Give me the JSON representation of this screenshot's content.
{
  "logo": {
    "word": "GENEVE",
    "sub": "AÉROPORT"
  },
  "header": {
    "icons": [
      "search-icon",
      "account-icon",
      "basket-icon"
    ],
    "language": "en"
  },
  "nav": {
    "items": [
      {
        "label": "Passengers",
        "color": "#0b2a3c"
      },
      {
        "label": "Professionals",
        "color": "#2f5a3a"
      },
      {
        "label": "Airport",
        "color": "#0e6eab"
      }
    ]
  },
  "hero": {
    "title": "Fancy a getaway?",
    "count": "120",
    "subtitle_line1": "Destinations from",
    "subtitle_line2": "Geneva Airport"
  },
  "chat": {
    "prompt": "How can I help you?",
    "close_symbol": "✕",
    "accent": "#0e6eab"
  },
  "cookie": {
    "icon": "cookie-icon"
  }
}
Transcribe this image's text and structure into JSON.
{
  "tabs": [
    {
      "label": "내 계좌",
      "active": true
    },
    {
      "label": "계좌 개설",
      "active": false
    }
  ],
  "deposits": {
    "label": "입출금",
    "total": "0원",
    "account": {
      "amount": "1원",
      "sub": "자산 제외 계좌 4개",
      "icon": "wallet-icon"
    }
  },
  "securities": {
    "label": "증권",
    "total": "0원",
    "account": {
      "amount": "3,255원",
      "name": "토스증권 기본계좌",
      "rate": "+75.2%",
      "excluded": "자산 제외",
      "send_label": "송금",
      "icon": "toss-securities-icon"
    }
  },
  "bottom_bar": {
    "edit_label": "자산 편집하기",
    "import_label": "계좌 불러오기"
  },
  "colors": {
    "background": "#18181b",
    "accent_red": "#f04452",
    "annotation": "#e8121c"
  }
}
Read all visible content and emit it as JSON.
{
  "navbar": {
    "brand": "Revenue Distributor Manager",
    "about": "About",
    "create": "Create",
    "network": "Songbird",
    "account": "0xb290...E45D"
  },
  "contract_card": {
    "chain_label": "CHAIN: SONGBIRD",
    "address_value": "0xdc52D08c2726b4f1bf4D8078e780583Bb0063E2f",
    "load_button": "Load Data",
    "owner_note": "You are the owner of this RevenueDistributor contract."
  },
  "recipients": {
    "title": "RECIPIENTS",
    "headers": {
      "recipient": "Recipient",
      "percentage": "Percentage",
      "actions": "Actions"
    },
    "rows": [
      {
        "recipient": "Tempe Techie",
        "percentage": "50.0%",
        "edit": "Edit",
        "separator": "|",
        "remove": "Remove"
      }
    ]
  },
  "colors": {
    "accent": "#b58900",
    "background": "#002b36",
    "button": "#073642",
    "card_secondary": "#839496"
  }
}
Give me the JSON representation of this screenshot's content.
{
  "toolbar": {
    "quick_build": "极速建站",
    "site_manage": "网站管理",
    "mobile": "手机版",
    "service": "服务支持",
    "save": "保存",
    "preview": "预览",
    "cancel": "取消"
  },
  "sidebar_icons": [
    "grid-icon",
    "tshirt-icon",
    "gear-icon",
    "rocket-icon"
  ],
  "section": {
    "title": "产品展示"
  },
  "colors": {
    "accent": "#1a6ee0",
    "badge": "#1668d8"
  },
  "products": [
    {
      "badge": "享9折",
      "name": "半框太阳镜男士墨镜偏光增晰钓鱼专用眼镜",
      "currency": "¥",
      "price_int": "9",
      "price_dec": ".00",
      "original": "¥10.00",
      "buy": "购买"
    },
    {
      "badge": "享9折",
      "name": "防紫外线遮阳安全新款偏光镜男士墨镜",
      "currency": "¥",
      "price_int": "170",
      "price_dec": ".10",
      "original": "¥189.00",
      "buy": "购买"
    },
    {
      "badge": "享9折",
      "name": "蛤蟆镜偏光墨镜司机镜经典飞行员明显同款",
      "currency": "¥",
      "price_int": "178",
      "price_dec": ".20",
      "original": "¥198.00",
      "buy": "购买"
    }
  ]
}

**PROBLEM DESCRIPTION**
In the lines above, find each one with "securities" and list it.

**RESULT BELOW**
  "securities": {
      "icon": "toss-securities-icon"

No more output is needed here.